Can you transcribe every line exactly and leave the pictures behind?

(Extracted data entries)
»»
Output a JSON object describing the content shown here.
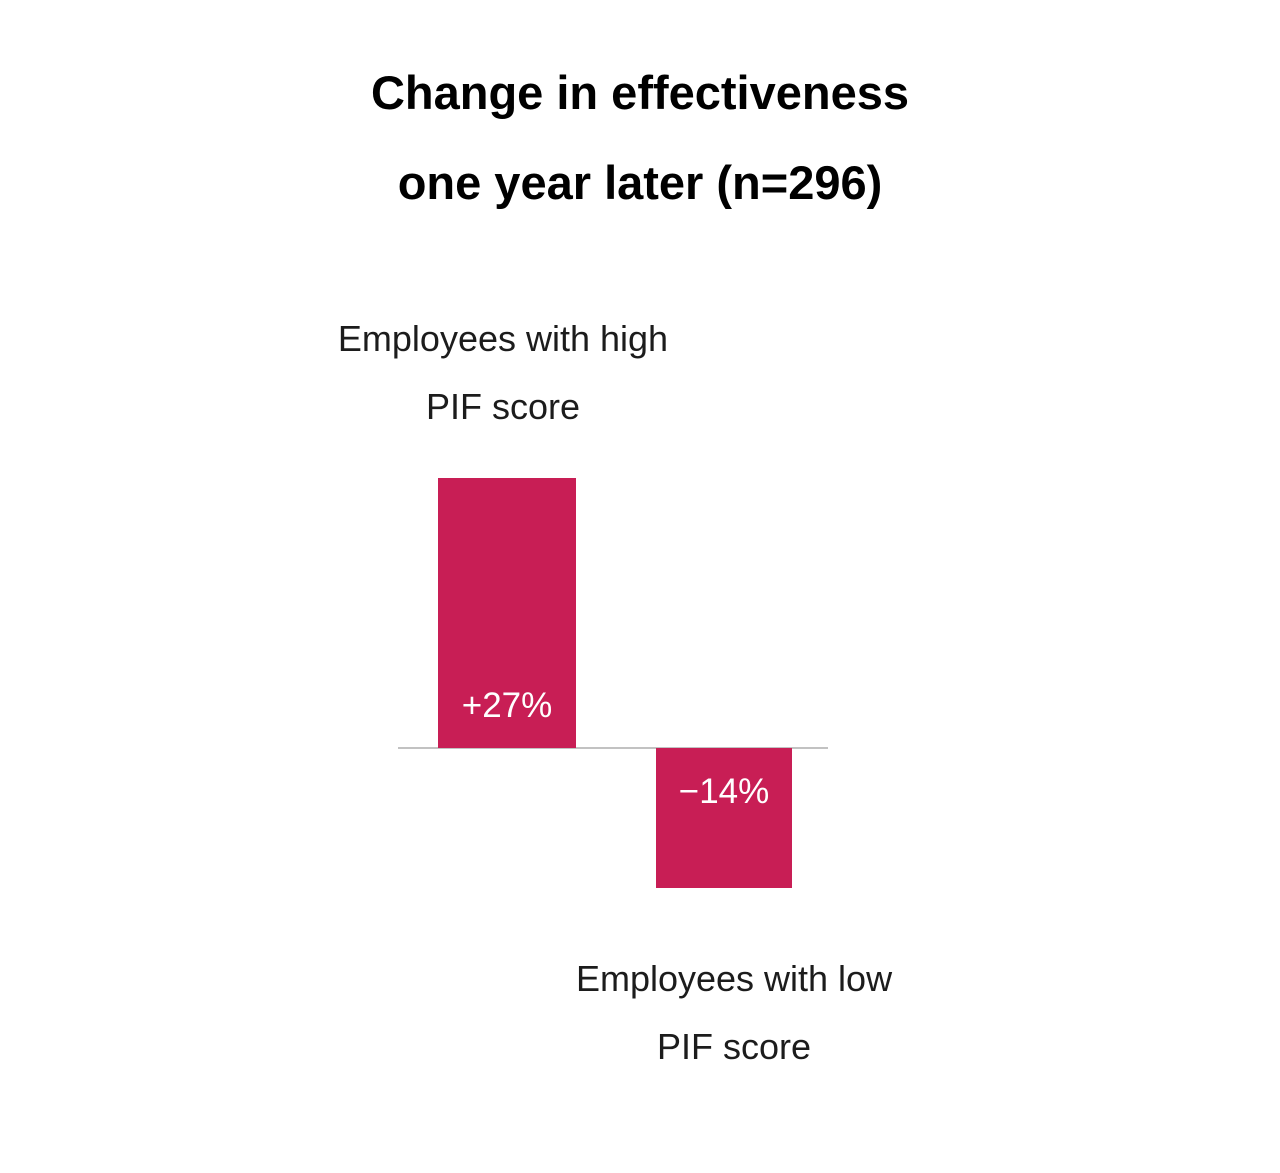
{
  "chart_data": {
    "type": "bar",
    "title": "Change in effectiveness one year later (n=296)",
    "title_line1": "Change in effectiveness",
    "title_line2": "one year later (n=296)",
    "categories": [
      "Employees with high PIF score",
      "Employees with low PIF score"
    ],
    "values": [
      27,
      -14
    ],
    "value_labels": [
      "+27%",
      "−14%"
    ],
    "ylabel": "",
    "xlabel": "",
    "ylim": [
      -20,
      35
    ],
    "grid": false,
    "legend": false,
    "bar_color": "#c81e55",
    "baseline_color": "#c2c2c2",
    "value_label_color": "#ffffff"
  },
  "labels": {
    "high_line1": "Employees with high",
    "high_line2": "PIF score",
    "low_line1": "Employees with low",
    "low_line2": "PIF score"
  }
}
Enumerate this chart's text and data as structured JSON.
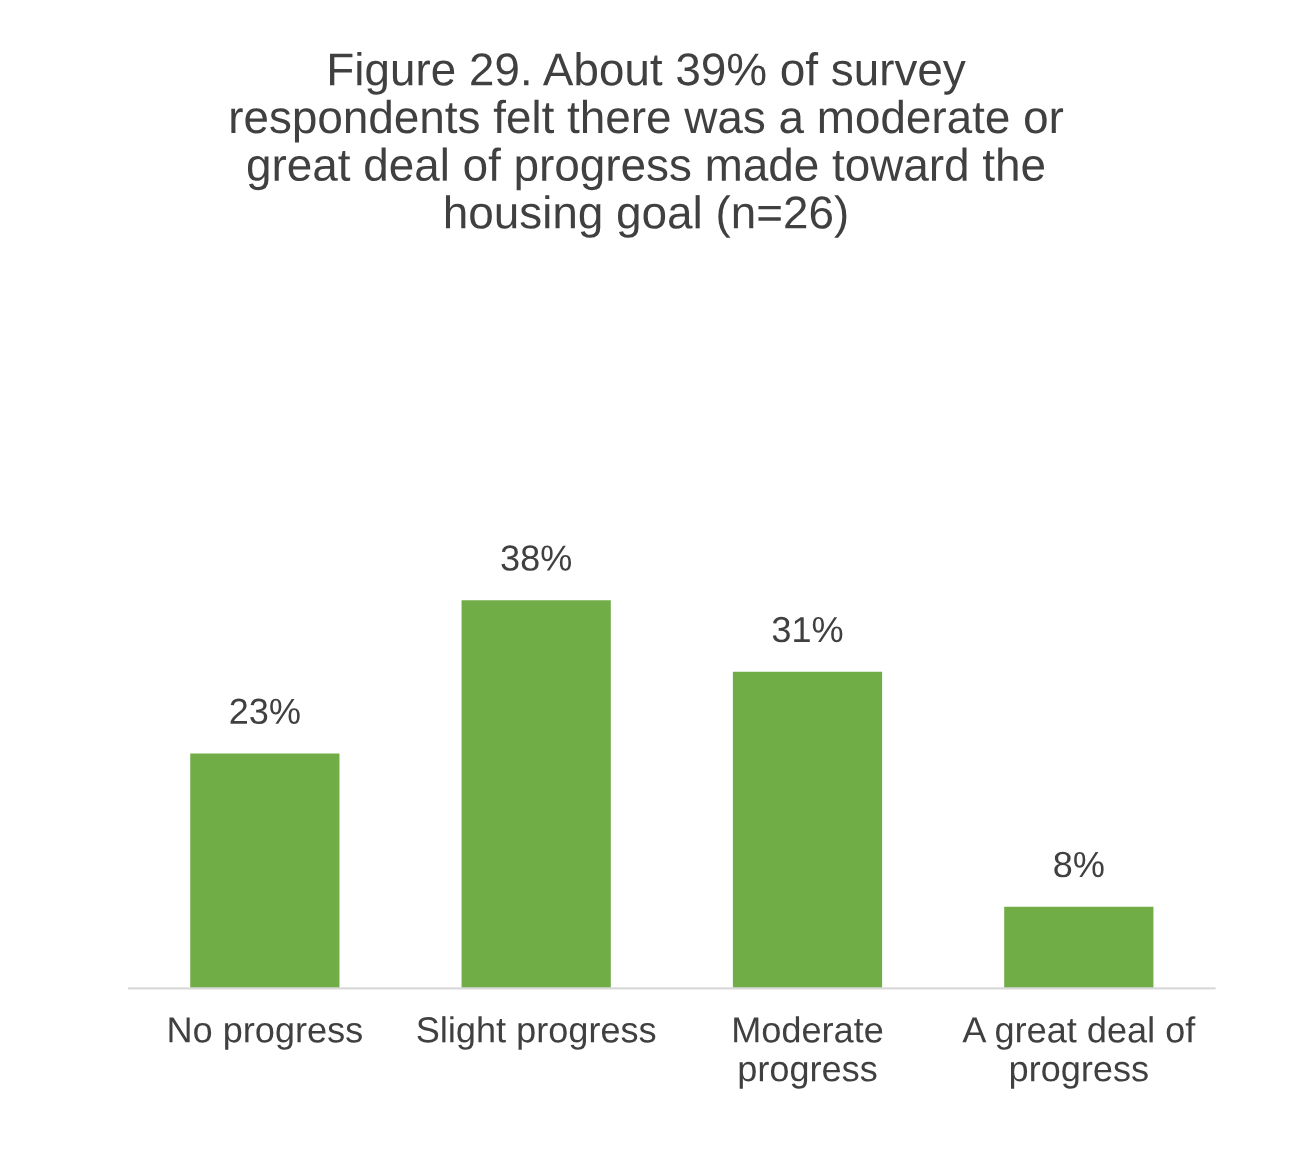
{
  "chart_data": {
    "type": "bar",
    "title": "Figure 29. About 39% of survey respondents felt there was a moderate or great deal of progress made toward the housing goal (n=26)",
    "categories": [
      "No progress",
      "Slight progress",
      "Moderate progress",
      "A great deal of progress"
    ],
    "values": [
      23,
      38,
      31,
      8
    ],
    "value_labels": [
      "23%",
      "38%",
      "31%",
      "8%"
    ],
    "color": "#70ad47"
  }
}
««
#### Correct answer
Output a JSON object describing the content shown here.
{
  "chart_data": {
    "type": "bar",
    "title": "Change in effectiveness one year later (n=296)",
    "title_line1": "Change in effectiveness",
    "title_line2": "one year later (n=296)",
    "categories": [
      "Employees with high PIF score",
      "Employees with low PIF score"
    ],
    "values": [
      27,
      -14
    ],
    "value_labels": [
      "+27%",
      "−14%"
    ],
    "ylabel": "",
    "xlabel": "",
    "ylim": [
      -20,
      35
    ],
    "grid": false,
    "legend": false,
    "bar_color": "#c81e55",
    "baseline_color": "#c2c2c2",
    "value_label_color": "#ffffff"
  },
  "labels": {
    "high_line1": "Employees with high",
    "high_line2": "PIF score",
    "low_line1": "Employees with low",
    "low_line2": "PIF score"
  }
}
Enumerate this chart's text and data as structured JSON.
{
  "chart_data": {
    "type": "bar",
    "title": "Figure 29. About 39% of survey respondents felt there was a moderate or great deal of progress made toward the housing goal (n=26)",
    "categories": [
      "No progress",
      "Slight progress",
      "Moderate progress",
      "A great deal of progress"
    ],
    "values": [
      23,
      38,
      31,
      8
    ],
    "value_labels": [
      "23%",
      "38%",
      "31%",
      "8%"
    ],
    "color": "#70ad47"
  }
}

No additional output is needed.